== TASK MATERIAL

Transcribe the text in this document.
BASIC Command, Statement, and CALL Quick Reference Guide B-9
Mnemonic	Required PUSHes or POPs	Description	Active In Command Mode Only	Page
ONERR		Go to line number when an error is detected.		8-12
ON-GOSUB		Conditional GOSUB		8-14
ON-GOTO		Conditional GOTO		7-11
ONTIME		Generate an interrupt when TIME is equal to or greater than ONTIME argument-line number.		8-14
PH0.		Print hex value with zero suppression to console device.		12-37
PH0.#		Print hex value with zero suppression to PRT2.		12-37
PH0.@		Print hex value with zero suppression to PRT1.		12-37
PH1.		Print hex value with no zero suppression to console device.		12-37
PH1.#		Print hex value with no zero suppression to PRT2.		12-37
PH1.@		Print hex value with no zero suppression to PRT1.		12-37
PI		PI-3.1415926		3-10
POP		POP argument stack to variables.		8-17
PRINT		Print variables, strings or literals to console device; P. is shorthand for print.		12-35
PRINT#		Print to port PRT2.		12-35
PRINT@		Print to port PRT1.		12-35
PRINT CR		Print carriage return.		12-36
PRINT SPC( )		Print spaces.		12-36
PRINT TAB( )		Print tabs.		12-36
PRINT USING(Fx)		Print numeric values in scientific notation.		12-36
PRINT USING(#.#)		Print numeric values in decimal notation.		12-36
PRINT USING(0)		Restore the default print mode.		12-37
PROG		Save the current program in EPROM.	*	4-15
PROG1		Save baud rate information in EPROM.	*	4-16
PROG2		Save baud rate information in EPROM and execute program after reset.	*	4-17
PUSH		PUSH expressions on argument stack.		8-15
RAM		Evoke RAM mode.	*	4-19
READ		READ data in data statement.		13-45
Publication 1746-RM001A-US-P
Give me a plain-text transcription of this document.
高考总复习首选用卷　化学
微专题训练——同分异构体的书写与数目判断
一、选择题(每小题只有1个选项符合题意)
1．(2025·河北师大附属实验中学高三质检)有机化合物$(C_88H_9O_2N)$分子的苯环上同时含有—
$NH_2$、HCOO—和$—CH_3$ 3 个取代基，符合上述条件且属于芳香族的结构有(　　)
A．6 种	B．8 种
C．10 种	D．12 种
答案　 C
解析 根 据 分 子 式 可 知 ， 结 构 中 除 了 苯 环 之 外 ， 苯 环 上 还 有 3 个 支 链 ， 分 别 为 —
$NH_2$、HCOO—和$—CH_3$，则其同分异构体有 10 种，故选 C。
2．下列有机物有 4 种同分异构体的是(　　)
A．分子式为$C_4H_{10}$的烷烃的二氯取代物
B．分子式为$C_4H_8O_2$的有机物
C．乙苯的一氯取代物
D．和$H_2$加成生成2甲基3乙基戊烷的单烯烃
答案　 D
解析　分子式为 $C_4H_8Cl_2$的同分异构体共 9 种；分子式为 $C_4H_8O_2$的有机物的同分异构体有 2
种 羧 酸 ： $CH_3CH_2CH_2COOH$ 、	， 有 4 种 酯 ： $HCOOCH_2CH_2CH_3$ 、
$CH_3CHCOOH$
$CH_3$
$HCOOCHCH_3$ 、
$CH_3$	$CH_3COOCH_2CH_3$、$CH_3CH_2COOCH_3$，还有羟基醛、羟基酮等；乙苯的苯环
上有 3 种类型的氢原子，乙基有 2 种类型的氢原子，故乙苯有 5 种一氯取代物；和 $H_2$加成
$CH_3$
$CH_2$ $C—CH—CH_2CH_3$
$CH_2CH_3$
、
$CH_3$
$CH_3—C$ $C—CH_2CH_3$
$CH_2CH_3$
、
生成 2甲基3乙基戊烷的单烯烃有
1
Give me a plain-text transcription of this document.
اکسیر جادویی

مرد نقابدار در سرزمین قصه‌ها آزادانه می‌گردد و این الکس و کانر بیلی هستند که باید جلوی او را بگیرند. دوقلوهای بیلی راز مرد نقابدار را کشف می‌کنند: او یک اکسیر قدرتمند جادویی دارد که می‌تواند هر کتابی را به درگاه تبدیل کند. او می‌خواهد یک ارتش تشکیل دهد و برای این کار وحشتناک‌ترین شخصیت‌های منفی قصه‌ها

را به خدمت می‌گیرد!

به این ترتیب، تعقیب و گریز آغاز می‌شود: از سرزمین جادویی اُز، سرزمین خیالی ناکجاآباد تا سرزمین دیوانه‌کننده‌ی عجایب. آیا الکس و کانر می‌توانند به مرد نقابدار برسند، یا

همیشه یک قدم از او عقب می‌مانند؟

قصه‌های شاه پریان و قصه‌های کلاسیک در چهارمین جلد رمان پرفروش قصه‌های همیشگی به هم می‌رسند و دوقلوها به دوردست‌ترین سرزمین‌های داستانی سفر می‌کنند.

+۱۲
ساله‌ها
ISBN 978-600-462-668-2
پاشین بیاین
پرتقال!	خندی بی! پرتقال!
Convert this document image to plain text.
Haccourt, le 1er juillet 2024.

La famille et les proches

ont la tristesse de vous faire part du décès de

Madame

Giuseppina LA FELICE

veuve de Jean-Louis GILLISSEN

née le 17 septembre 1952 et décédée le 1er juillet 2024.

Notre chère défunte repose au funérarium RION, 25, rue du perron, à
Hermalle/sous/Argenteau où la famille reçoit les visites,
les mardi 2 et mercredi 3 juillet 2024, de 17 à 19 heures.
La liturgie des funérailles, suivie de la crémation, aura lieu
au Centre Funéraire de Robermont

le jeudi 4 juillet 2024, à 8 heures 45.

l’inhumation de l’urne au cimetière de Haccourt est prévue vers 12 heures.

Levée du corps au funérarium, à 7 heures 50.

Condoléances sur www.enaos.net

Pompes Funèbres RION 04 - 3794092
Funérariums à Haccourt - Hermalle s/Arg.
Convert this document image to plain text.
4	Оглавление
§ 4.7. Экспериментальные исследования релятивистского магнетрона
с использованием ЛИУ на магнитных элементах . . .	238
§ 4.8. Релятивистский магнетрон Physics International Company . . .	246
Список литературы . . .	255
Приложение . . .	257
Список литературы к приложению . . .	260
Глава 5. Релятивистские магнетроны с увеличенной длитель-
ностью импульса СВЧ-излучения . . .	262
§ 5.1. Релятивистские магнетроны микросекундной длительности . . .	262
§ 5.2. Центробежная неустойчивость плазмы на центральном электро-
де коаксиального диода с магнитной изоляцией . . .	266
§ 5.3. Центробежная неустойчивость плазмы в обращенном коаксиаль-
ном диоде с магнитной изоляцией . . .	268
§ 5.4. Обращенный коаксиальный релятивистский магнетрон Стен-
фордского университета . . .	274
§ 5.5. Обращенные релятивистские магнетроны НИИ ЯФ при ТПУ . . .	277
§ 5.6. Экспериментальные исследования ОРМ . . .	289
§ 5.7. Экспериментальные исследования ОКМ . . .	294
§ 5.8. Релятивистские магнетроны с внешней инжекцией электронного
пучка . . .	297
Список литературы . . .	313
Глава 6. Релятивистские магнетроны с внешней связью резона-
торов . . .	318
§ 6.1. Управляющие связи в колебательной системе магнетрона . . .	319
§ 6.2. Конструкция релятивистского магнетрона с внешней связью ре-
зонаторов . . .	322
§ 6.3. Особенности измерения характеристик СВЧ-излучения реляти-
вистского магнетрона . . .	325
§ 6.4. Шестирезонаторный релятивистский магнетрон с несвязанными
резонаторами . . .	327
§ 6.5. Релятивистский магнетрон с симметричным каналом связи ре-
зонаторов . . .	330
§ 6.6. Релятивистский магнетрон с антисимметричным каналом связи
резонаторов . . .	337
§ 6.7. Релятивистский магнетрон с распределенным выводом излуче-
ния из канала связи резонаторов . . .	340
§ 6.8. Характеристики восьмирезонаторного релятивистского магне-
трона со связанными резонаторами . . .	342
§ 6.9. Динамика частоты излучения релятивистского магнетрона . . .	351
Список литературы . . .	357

====

§ **GIVEN EXERCISE**: Where a line contains the string "изоляцией", extract that line.

§ **RESULT FOR THIS EXERCISE**:
де коаксиального диода с магнитной изоляцией . . .	266
ном диоде с магнитной изоляцией . . .	268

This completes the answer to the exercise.